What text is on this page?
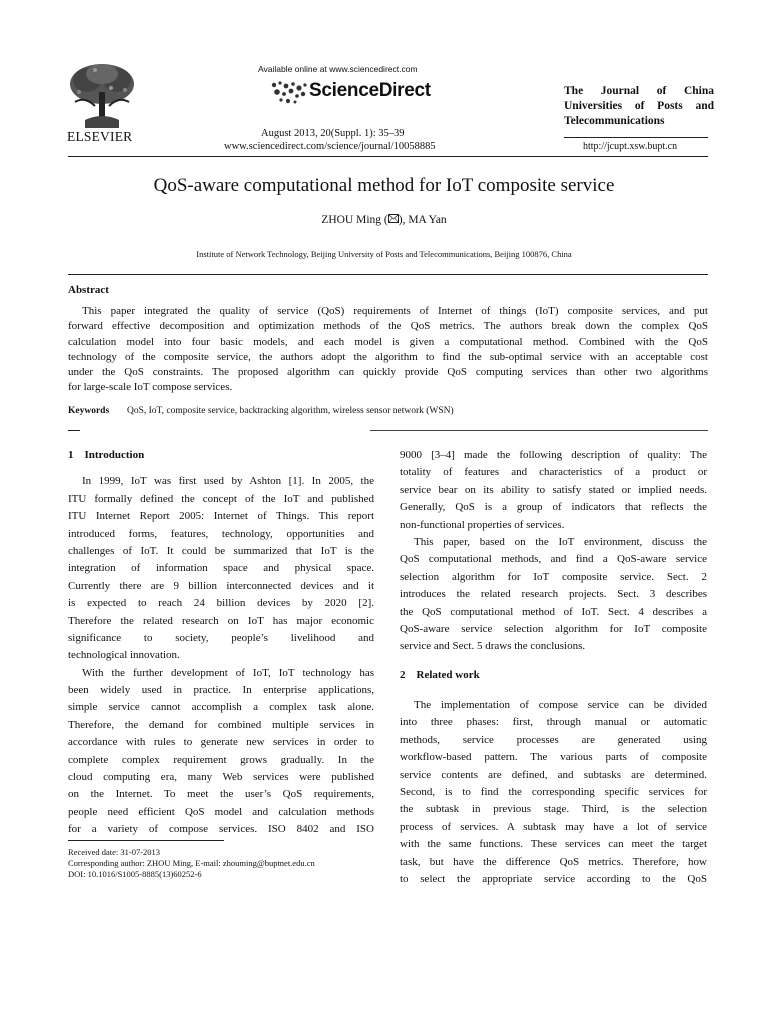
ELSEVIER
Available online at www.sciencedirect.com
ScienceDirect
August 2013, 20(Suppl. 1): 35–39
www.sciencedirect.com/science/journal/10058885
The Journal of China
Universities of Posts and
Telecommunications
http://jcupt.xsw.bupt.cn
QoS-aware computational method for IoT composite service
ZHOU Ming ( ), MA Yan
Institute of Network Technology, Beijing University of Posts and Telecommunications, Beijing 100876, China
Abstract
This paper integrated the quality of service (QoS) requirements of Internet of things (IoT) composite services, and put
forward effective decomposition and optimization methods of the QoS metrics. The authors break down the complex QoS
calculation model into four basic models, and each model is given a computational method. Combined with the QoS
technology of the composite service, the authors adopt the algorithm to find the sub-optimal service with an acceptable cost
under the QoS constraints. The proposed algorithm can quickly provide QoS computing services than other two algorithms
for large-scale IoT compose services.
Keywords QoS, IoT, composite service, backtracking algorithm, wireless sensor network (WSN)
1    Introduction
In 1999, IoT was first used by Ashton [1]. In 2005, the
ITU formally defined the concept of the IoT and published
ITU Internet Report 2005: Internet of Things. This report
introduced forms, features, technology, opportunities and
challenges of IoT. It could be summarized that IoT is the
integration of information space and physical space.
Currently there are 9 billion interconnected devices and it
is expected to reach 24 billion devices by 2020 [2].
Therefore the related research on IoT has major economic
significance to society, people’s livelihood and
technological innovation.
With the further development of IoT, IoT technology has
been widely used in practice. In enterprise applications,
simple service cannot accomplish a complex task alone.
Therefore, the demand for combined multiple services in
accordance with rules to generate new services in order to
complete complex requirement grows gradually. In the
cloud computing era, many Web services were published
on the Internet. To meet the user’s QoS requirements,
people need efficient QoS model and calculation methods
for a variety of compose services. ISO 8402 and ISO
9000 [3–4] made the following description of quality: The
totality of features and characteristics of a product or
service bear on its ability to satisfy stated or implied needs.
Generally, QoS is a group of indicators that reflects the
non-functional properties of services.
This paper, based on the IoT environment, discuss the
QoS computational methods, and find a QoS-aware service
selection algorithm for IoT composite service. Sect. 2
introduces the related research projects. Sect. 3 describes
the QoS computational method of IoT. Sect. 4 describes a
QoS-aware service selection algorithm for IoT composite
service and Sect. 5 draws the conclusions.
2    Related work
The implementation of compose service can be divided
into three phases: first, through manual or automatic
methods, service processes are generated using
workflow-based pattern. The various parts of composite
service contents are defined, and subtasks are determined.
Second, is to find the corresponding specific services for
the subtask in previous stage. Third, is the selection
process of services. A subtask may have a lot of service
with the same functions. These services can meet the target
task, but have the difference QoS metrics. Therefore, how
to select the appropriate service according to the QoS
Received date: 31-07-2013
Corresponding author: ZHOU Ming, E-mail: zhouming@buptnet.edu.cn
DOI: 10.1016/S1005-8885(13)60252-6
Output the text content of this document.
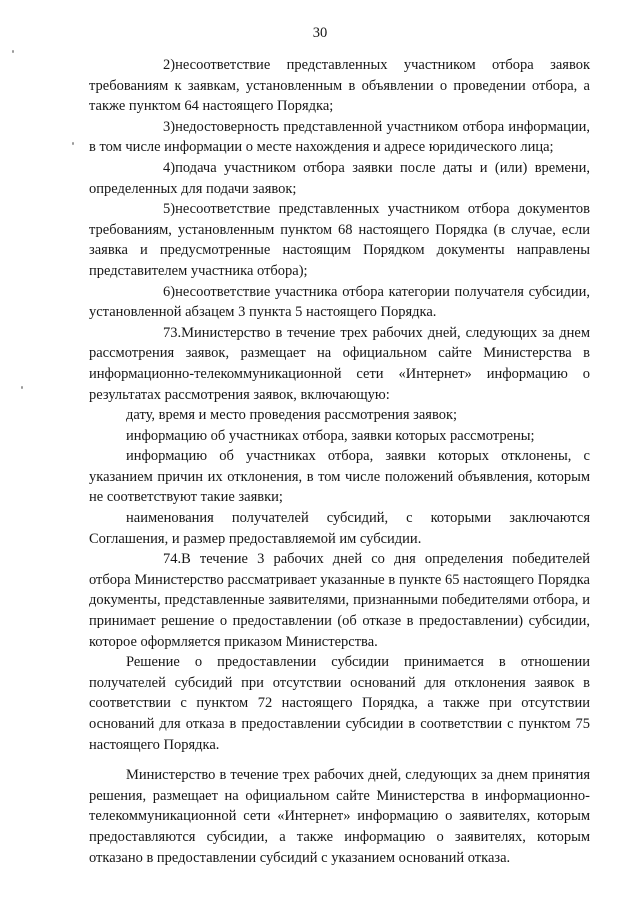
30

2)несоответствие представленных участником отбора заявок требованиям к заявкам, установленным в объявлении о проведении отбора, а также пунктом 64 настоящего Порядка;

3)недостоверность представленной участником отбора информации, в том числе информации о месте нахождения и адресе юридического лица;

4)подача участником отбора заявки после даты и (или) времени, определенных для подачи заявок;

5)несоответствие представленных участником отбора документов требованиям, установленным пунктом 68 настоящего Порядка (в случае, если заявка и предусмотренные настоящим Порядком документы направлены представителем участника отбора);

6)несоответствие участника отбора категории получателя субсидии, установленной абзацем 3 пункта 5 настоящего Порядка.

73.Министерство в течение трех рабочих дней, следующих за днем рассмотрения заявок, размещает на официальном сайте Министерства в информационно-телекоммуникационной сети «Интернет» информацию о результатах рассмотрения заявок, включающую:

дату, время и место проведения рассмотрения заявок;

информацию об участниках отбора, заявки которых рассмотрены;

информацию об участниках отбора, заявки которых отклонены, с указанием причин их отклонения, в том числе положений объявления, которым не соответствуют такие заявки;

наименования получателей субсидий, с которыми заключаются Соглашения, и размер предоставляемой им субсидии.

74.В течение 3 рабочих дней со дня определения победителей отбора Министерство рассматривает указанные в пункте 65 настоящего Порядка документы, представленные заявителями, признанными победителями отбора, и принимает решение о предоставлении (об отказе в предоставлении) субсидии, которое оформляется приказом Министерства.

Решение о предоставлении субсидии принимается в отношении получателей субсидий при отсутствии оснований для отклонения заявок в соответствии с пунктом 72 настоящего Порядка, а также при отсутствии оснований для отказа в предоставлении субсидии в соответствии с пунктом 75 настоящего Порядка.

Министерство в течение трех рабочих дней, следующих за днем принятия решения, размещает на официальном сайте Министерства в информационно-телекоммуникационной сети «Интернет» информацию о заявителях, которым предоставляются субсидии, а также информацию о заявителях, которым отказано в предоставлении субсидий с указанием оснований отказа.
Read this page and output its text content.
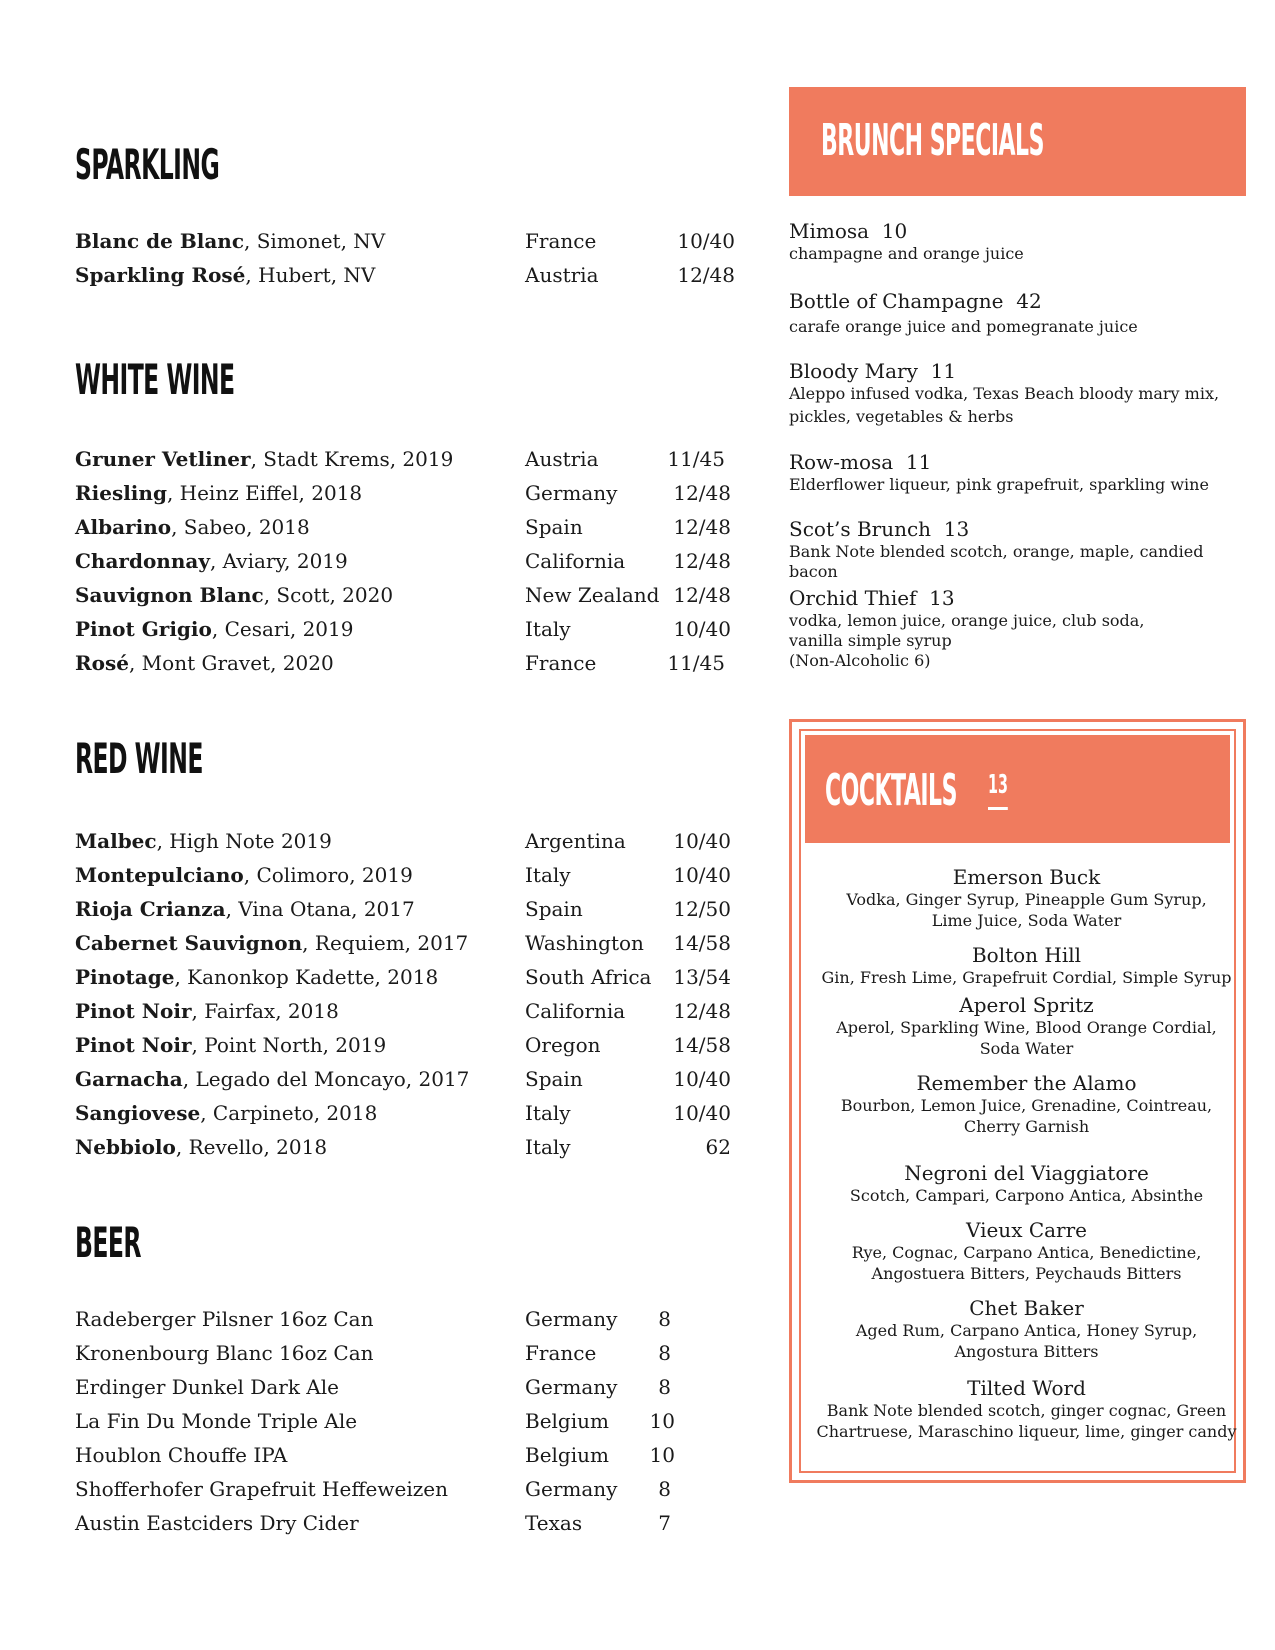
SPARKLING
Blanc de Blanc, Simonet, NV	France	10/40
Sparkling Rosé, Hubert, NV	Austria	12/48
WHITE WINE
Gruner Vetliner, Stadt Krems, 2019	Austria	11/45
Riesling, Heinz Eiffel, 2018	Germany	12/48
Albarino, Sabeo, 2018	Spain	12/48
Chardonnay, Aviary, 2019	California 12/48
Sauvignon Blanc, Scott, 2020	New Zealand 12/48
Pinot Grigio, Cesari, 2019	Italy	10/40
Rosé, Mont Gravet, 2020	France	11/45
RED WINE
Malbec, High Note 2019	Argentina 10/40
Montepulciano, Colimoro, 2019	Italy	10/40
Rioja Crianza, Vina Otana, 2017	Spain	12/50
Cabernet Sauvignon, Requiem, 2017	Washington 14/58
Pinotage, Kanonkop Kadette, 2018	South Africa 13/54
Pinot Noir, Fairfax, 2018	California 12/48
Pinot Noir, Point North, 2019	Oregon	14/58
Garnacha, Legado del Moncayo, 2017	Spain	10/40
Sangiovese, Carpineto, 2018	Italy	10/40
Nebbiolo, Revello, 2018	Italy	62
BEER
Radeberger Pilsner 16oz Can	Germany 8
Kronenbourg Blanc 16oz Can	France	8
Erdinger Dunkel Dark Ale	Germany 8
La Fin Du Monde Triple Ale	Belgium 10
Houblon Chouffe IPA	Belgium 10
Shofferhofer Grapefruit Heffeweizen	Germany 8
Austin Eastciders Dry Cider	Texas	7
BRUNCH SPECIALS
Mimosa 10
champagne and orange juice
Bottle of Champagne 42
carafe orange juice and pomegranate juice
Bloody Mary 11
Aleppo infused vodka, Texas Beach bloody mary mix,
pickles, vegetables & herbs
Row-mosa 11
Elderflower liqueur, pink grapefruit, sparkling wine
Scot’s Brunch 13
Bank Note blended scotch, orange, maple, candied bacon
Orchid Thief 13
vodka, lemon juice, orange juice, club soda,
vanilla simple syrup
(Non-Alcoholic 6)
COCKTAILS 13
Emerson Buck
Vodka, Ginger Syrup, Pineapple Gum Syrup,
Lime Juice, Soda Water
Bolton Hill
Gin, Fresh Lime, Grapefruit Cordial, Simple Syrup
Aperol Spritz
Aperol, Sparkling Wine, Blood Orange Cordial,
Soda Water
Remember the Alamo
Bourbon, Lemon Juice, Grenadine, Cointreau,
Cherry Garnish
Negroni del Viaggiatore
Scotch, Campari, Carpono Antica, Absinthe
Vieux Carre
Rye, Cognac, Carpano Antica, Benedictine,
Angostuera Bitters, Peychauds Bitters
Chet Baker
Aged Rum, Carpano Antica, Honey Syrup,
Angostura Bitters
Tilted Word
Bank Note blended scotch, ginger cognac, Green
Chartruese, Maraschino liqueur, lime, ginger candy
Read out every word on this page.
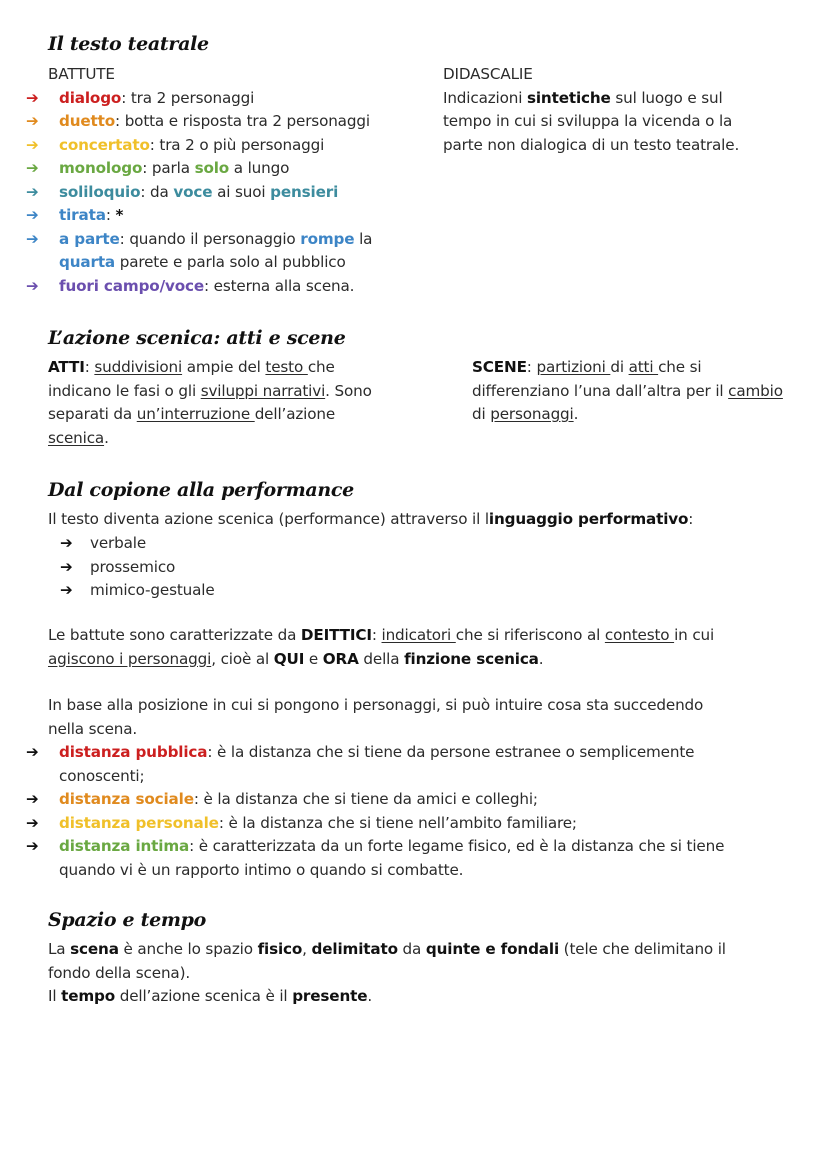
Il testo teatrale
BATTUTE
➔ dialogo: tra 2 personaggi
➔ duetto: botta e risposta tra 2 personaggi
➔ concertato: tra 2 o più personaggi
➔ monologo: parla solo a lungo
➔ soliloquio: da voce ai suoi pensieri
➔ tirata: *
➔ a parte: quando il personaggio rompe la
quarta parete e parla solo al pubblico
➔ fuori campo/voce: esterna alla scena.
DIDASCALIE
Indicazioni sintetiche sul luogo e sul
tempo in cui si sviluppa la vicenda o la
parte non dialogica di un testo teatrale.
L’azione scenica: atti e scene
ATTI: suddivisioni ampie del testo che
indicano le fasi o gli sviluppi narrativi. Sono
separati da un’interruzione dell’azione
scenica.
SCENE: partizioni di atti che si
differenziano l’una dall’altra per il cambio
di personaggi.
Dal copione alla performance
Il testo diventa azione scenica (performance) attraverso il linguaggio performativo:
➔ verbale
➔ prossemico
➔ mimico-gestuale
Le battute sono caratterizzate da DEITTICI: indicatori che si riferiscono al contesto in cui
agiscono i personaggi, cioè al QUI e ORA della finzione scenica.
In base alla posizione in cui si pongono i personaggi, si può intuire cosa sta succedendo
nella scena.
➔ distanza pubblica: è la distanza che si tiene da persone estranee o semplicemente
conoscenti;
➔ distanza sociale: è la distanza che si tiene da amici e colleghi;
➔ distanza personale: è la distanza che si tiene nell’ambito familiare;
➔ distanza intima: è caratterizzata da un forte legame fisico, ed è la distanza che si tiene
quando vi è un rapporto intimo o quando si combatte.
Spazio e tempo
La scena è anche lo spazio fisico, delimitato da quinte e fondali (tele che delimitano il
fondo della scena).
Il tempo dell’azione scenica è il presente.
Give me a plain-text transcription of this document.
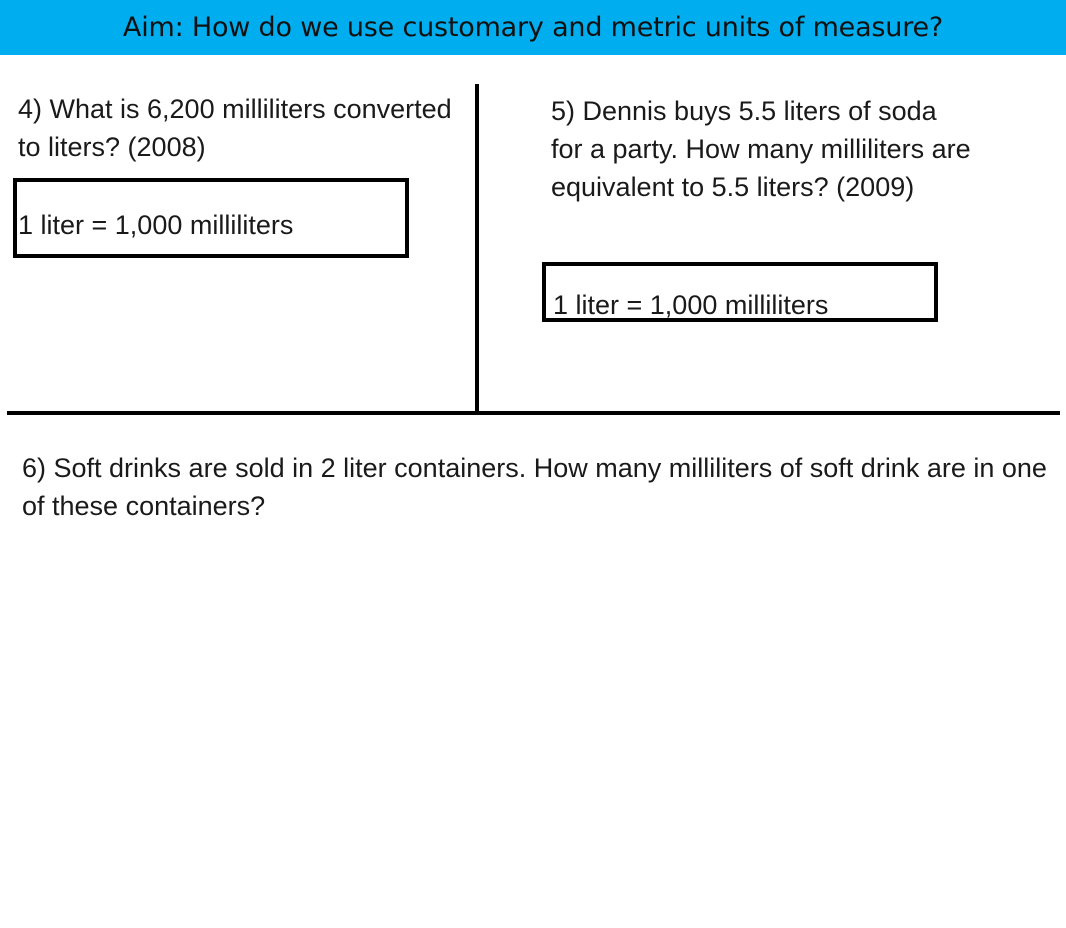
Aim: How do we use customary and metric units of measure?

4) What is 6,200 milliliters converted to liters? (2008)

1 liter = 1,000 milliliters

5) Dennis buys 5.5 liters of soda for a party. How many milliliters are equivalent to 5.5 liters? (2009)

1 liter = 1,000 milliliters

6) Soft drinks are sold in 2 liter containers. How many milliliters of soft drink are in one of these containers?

---

WORK INSTRUCTIONS
Say how many lines above contain the string "Read". Answer with the number only.

WORKED ANSWER
2